▶ _What to produce_
Identify each line holding the string "我的发现" and copy it.

⟨

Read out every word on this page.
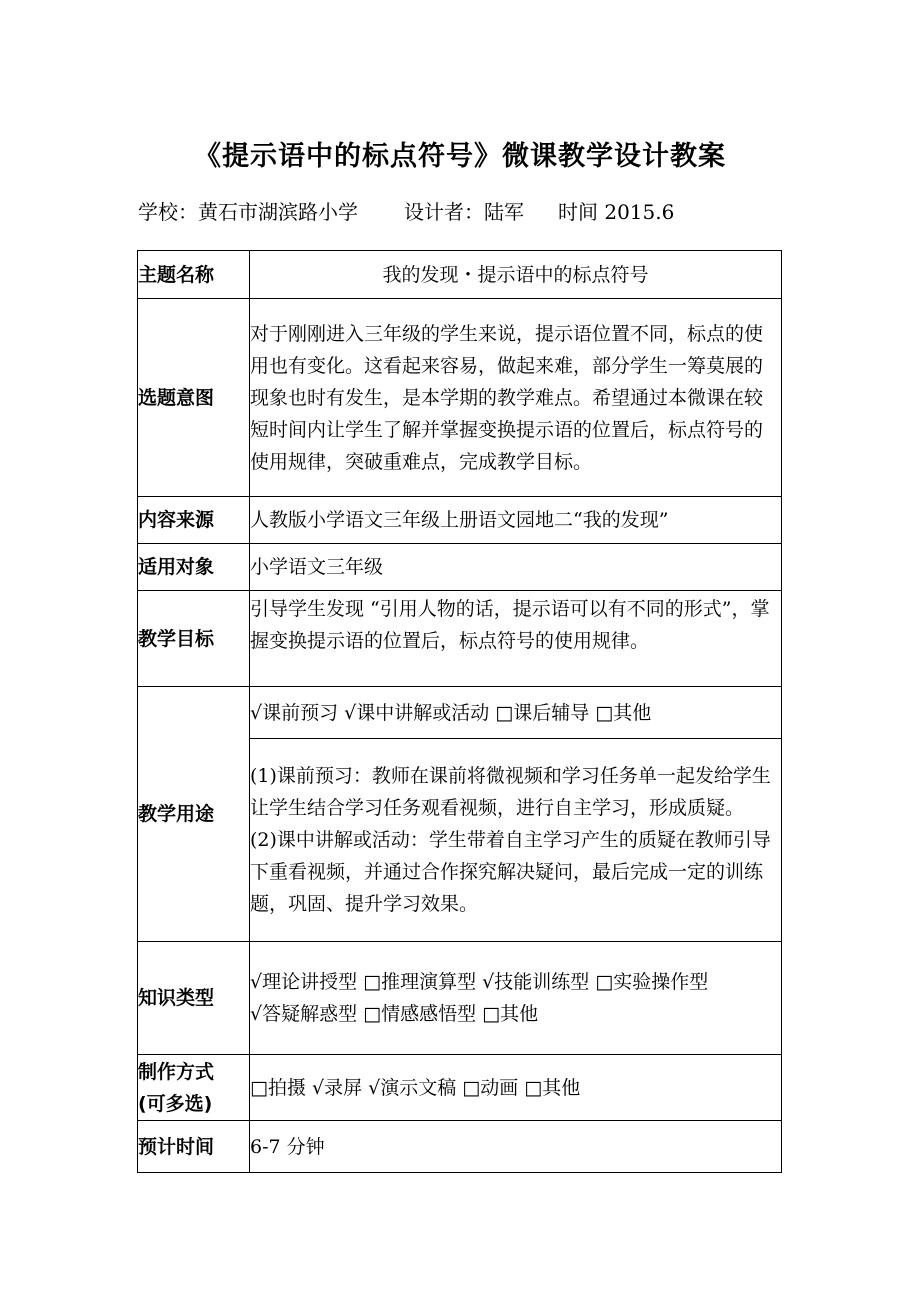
《提示语中的标点符号》微课教学设计教案
学校：黄石市湖滨路小学 设计者：陆军 时间 2015.6
主题名称	我的发现・提示语中的标点符号
选题意图	对于刚刚进入三年级的学生来说，提示语位置不同，标点的使用也有变化。这看起来容易，做起来难，部分学生一筹莫展的现象也时有发生，是本学期的教学难点。希望通过本微课在较短时间内让学生了解并掌握变换提示语的位置后，标点符号的使用规律，突破重难点，完成教学目标。
内容来源	人教版小学语文三年级上册语文园地二“我的发现”
适用对象	小学语文三年级
教学目标	引导学生发现 “引用人物的话，提示语可以有不同的形式”，掌握变换提示语的位置后，标点符号的使用规律。
教学用途	√课前预习 √课中讲解或活动 □课后辅导 □其他

	(1)课前预习：教师在课前将微视频和学习任务单一起发给学生让学生结合学习任务观看视频，进行自主学习，形成质疑。
(2)课中讲解或活动：学生带着自主学习产生的质疑在教师引导下重看视频，并通过合作探究解决疑问，最后完成一定的训练题，巩固、提升学习效果。

知识类型	√理论讲授型 □推理演算型 √技能训练型 □实验操作型
√答疑解惑型 □情感感悟型 □其他

制作方式
(可多选)	□拍摄 √录屏 √演示文稿 □动画 □其他
预计时间	6-7 分钟
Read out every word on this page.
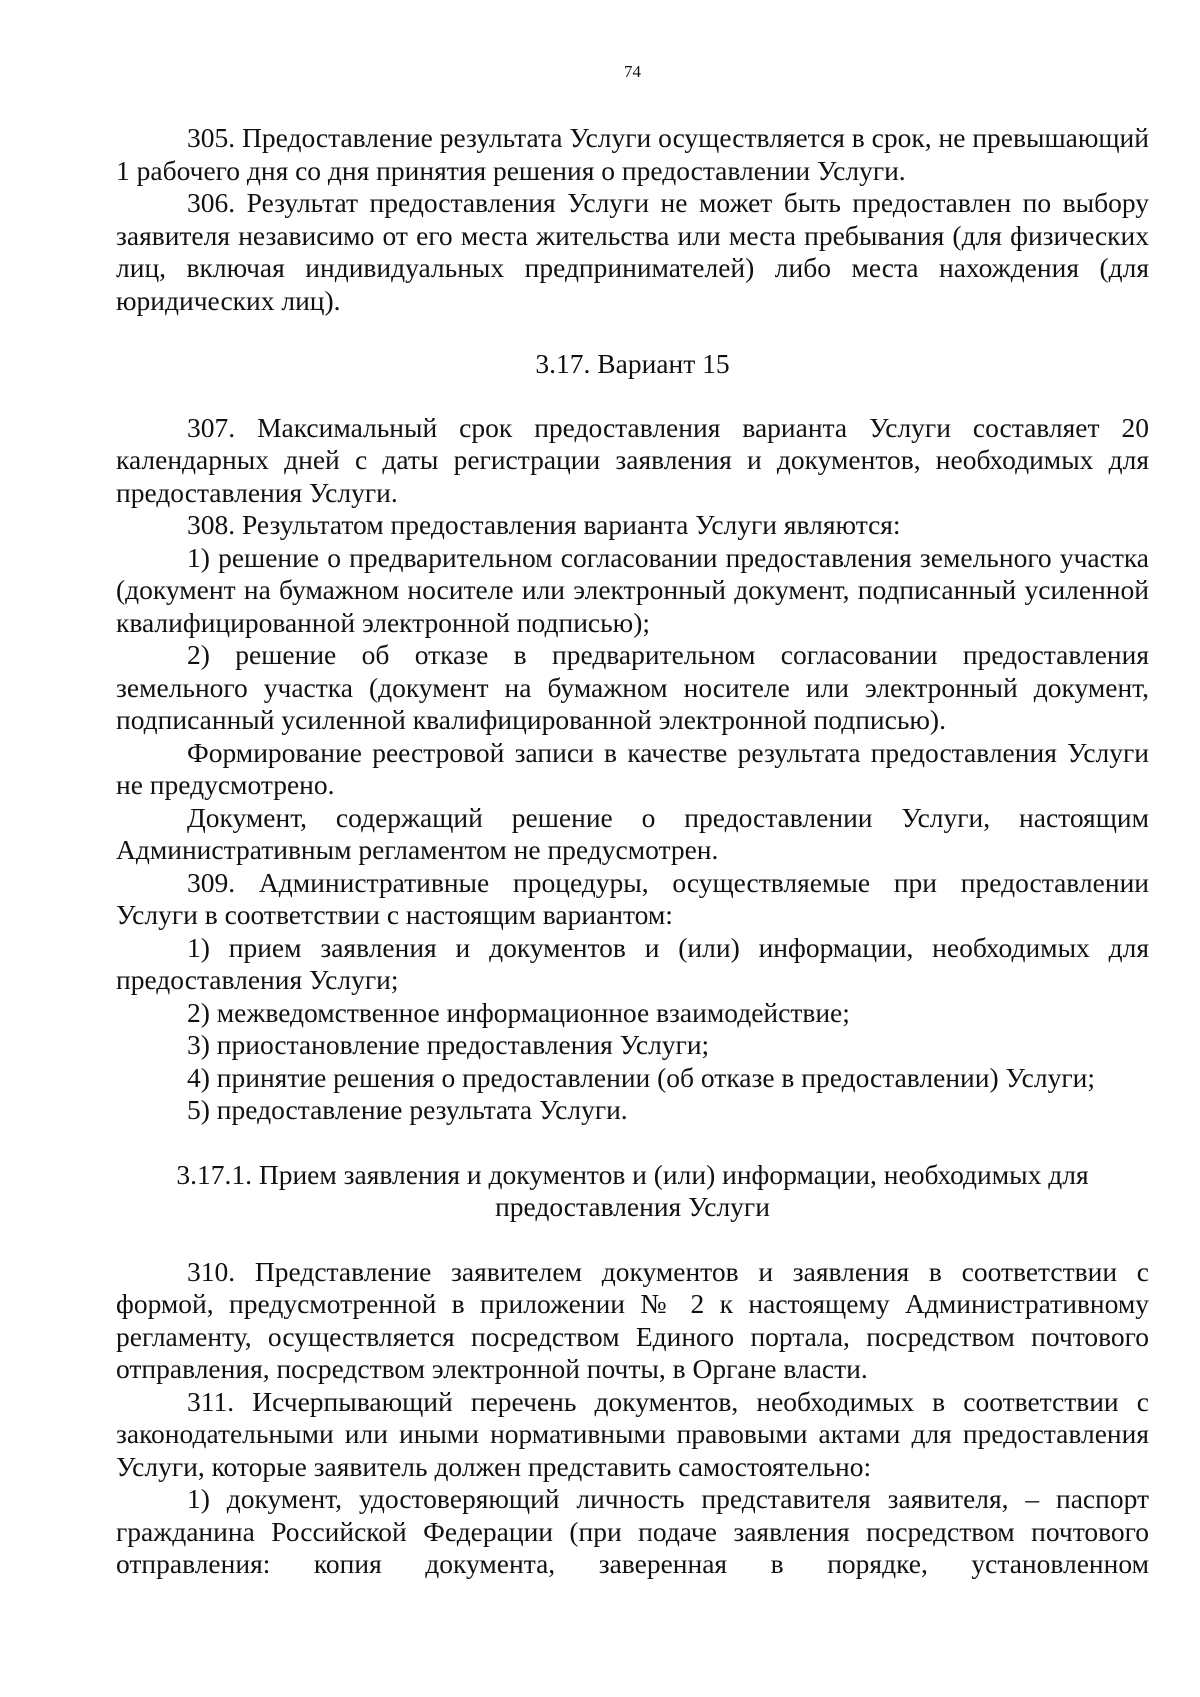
74

305. Предоставление результата Услуги осуществляется в срок, не превышающий 1 рабочего дня со дня принятия решения о предоставлении Услуги.

306. Результат предоставления Услуги не может быть предоставлен по выбору заявителя независимо от его места жительства или места пребывания (для физических лиц, включая индивидуальных предпринимателей) либо места нахождения (для юридических лиц).

3.17. Вариант 15

307. Максимальный срок предоставления варианта Услуги составляет 20 календарных дней с даты регистрации заявления и документов, необходимых для предоставления Услуги.

308. Результатом предоставления варианта Услуги являются:

1) решение о предварительном согласовании предоставления земельного участка (документ на бумажном носителе или электронный документ, подписанный усиленной квалифицированной электронной подписью);

2) решение об отказе в предварительном согласовании предоставления земельного участка (документ на бумажном носителе или электронный документ, подписанный усиленной квалифицированной электронной подписью).

Формирование реестровой записи в качестве результата предоставления Услуги не предусмотрено.

Документ, содержащий решение о предоставлении Услуги, настоящим Административным регламентом не предусмотрен.

309. Административные процедуры, осуществляемые при предоставлении Услуги в соответствии с настоящим вариантом:

1) прием заявления и документов и (или) информации, необходимых для предоставления Услуги;

2) межведомственное информационное взаимодействие;

3) приостановление предоставления Услуги;

4) принятие решения о предоставлении (об отказе в предоставлении) Услуги;

5) предоставление результата Услуги.

3.17.1. Прием заявления и документов и (или) информации, необходимых для предоставления Услуги

310. Представление заявителем документов и заявления в соответствии с формой, предусмотренной в приложении № 2 к настоящему Административному регламенту, осуществляется посредством Единого портала, посредством почтового отправления, посредством электронной почты, в Органе власти.

311. Исчерпывающий перечень документов, необходимых в соответствии с законодательными или иными нормативными правовыми актами для предоставления Услуги, которые заявитель должен представить самостоятельно:

1) документ, удостоверяющий личность представителя заявителя, – паспорт гражданина Российской Федерации (при подаче заявления посредством почтового отправления: копия документа, заверенная в порядке, установленном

⟩

▶ _Response to this exercise_
主题名称	我的发现・提示语中的标点符号
内容来源	人教版小学语文三年级上册语文园地二“我的发现”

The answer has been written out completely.